::: Texto apresentado :::

Muito se escreve sobre política, muito mais na Europa e nos Estados Unidos do que no Brasil. Há livros como Rules for Radicals, de Saul Alinsky, The Art of Political War e Take no Prisoners, de David Horowitz, The Real Right Returns,
de Daniel Friberg e vários outros. Se buscarmos combinar análises,
podemos adaptar parte do material da dinâmica social, da psicologia
social e da psicologia evolutiva para complementar os métodos a serem
obtidos e insights a serem absorvidos. Há muito conteúdo por aí.
Mas há uma “trava” para muitos
brasileiros. Por mais que expliquemos os métodos, boa parte dos
brasileiros não consegue assimilá-los. Isto acontece por uma cultura de
negação da política, muito provavelmente criada no Brasil após o regime
militar. Com isto, quando alguém começa a falar de métodos não demora
para alguém interromper dizendo que “é impossível que façamos isso”, que
“a culpa é dos políticos que não nos representam” ou que “está tudo
dominado”.
Tecnicamente, em termos de dinâmica
social, estes discursos representam “interrupções”. Imagine, por
exemplo, que você vai começar uma sessão de treino para o próximo jogo
do campeonato de futebol. Mas quando todos entram no gramado para
treinar, alguém diz: “Qual a razão para estarmos aqui jogando futebol?”.
E a partir daí, se interrompe o treino, por meia hora, para a pessoa
discutir uma razão filosófica para o futebol. Em termos de resultado,
isto é um desastre, além de completa negação da realidade. E nem sequer
era o momento adequado para fazer aquilo. Mesmo assim, o treinamento foi
interrompido por meia hora. Todas as ações de negação da política
servem, então, como “interrupções” de ações efetivamente políticas.
Os padrões estão aqui não para demonizar
seus praticantes, mas para compreendê-los e criarmos antídotos de modo
que essas pessoas não interrompam as ações efetivamente políticas.
Também é bom dizer que todos nós manifestamos um ou outro desses padrões
vez por outra. O complicado é quando eles se transformam em uma mania e
são manifestados em momentos inconvenientes em grande volume. Aqui
estão, portanto, os 11 padrões de negação da política
(1) Propor algo irrealizável ou praticamente impossível
Imagine que você está em uma comunidade
de Facebook discutindo como pressionar os deputados para aprovar um
projeto de lei. E então alguém interrompe dizendo: “Ei, desistam disso
tudo, o melhor mesmo é um sistema monárquico”. Mas como essa proposta é
irrealizável (ao menos nos dias atuais) e não há nem sequer um contexto
cultural adequado para professá-la, qual a razão para aventá-la em um
momento de discussão de opções táticas viáveis e mais urgentes? Eu não
quero dizer que um monarquista está fazendo a interrupção de caso
pensado, mas este é claramente um exemplo de negação da política.
(2) Negar ou igualar as opções disponíveis
Você organiza seus amigos para pressionar
os deputados do PSDB para que eles endureçam nas críticas ao PT e
entrem com ações contra os bolivarianos. E, de uma hora para outra,
alguém aparece dizendo “ei, desistam disso, é a estratégia das tesouras”

::: Linhas de dados :::

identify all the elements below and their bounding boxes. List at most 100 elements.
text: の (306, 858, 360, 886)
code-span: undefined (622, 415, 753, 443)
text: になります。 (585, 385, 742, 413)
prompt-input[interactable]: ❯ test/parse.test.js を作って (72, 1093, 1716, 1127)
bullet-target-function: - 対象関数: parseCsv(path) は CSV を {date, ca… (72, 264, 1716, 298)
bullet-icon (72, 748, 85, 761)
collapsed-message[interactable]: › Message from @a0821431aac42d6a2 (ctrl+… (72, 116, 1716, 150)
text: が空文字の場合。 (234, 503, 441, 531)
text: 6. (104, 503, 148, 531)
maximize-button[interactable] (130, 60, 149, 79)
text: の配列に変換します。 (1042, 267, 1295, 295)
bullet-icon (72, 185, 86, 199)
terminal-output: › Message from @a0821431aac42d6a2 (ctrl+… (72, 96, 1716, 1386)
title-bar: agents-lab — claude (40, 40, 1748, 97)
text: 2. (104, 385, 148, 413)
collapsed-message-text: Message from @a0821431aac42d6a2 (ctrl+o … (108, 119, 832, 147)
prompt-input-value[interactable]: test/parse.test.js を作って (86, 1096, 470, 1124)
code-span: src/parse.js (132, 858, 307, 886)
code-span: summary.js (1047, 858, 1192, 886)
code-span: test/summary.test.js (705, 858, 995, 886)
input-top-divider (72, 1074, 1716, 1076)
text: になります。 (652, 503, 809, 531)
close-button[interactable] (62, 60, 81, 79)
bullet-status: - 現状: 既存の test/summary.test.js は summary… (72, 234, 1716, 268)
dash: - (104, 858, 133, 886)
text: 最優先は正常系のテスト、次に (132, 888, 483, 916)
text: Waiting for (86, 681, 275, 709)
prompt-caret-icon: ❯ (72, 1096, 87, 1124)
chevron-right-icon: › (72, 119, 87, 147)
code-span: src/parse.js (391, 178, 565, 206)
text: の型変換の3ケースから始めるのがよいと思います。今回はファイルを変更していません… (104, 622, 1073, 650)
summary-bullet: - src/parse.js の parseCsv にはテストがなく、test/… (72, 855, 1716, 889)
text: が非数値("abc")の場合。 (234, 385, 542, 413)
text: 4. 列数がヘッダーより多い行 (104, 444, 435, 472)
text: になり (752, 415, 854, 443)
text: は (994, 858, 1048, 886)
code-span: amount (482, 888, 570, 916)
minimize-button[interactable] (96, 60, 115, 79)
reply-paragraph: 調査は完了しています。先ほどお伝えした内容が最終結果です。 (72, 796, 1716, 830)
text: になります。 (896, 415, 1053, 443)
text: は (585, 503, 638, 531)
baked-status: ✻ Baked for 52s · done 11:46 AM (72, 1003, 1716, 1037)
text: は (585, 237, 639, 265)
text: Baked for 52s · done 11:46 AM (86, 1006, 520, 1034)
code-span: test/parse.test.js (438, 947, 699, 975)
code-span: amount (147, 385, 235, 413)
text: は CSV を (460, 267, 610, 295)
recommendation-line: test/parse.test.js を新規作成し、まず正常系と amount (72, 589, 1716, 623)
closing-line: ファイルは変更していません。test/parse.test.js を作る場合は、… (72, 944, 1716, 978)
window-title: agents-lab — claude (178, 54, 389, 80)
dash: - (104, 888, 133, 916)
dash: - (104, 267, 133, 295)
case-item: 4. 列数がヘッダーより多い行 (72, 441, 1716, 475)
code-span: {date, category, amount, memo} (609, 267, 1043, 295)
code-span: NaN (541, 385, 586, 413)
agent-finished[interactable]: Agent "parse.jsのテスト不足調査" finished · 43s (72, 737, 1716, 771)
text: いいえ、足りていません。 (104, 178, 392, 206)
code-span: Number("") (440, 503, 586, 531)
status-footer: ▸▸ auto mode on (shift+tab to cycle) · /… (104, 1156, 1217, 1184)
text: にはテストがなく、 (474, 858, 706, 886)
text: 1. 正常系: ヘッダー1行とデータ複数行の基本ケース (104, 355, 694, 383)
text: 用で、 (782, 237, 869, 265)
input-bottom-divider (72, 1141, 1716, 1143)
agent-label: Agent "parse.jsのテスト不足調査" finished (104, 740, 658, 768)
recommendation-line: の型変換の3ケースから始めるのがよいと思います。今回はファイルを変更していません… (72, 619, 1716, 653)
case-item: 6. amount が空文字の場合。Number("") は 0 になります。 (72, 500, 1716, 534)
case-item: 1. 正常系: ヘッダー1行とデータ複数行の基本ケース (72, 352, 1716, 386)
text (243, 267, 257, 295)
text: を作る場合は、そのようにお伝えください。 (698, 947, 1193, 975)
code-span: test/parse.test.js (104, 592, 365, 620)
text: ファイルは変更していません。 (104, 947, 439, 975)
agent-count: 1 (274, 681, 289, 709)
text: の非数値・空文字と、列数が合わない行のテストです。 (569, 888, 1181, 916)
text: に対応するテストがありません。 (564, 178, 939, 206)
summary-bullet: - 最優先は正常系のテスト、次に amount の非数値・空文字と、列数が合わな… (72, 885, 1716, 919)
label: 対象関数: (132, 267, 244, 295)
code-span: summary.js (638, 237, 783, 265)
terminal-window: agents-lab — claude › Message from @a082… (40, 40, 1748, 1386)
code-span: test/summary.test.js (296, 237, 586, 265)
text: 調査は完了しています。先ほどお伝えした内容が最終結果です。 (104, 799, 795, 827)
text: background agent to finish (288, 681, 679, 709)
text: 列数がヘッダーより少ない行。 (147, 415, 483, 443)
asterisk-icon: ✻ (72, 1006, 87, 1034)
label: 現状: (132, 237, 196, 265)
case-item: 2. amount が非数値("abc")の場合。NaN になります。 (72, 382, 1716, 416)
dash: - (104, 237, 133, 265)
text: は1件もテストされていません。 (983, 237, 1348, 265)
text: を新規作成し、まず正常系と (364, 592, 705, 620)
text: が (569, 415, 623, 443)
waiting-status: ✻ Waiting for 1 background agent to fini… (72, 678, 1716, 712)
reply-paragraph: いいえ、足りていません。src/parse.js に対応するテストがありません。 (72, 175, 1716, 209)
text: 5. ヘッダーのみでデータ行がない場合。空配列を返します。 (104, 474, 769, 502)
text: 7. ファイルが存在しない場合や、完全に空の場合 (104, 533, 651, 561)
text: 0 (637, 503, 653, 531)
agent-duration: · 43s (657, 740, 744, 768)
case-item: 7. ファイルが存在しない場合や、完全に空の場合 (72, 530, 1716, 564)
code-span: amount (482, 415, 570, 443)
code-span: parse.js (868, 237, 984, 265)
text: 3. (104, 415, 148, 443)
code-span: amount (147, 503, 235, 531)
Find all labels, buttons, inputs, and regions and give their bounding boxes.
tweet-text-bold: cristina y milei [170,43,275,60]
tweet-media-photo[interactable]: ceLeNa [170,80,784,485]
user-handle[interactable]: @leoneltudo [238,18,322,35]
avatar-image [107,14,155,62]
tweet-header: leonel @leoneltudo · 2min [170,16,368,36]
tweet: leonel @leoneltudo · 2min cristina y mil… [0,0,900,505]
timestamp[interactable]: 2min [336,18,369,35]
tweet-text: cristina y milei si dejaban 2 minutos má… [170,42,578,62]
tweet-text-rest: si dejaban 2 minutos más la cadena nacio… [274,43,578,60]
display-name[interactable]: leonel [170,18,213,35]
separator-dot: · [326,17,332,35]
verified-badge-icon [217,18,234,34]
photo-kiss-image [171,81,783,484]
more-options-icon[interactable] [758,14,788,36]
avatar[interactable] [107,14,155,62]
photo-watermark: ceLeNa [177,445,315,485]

:::

* Tarefas e exercícios:
A – Cite o trecho do texto sobre negação da política que começa em "E a partir daí, se" e vai até "de ações efetivamente políticas.".
B – Quantos padrões de negação da política o texto sobre negação da política anuncia?
C – Prossiga com o texto sobre negação da política a partir do ponto em que ele para.
As linhas não têm nenhum papel aqui.

* Respostas:
A –
E a partir daí, se interrompe o treino, por meia hora, para a pessoa
discutir uma razão filosófica para o futebol. Em termos de resultado,
isto é um desastre, além de completa negação da realidade. E nem sequer
era o momento adequado para fazer aquilo. Mesmo assim, o treinamento foi
interrompido por meia hora. Todas as ações de negação da política
servem, então, como “interrupções” de ações efetivamente políticas.

B – Onze padrões.

C –
ou “eles já fecharam tudo no Pacto de Princeton e não adianta
pressionar”. Em outro momento, dizem “desistam de todos eles, pois a
solução é Bolsonaro 2018”. Nada contra alguém ter preferência por votar
em Bolsonaro (eu prefiro votar nele do que em um petista), mas se
estamos discutindo demandas políticas envolvendo todos os parlamentares
atuais, que sentido há em inserir esse tipo de comando verbal para falar
de uma eleição que só vai acontecer em 2018? No mínimo é esquisito.
Por que não falar da “opção Bolsonaro” enquanto discutimos a eleição de
2018 (o que só vai acontecer daqui a dois anos) e focarmos nas opções
que temos para as demandas atuais? Quanto à tese do conchavo, faltam
evidências. Parece mais desculpinha para negar ou igualar as opções
disponíveis para as demandas atuais.
(3) Pensar em soluções fora da política
É muito frequente vermos com que
naturalidade esta opção é adotada. É como em um torneio de sedução,
alguém trazer, como opção: “não conquistei ninguém, então vou estuprar”.
Ou no campeonato de futebol: “estou em último lugar, o negócio é
comprar o juiz”. A mente orientada ao tapetão pode encontrar
racionalizações para quebrar as regras. É um pulo para justificar o
abandono do jogo. O pedido por intervenção militar é este padrão
clássico executado à risca. Recentemente, surgiu o pedido por “revolução
civil”, mas que no fim das contas depende do exército chegar e arrumar a
bagunça. Discursos assim representam o lançamento de opções “além da
política”. Exatamente por isso são destrutivos em termos de motivação
para as ações efetivamente políticas. Não surpreende que os adeptos
deste padrão xingaram tanto os movimentos de rua, mas, depois de
renegá-los oficialmente, não conseguiram levar ninguém às ruas.
Elementar.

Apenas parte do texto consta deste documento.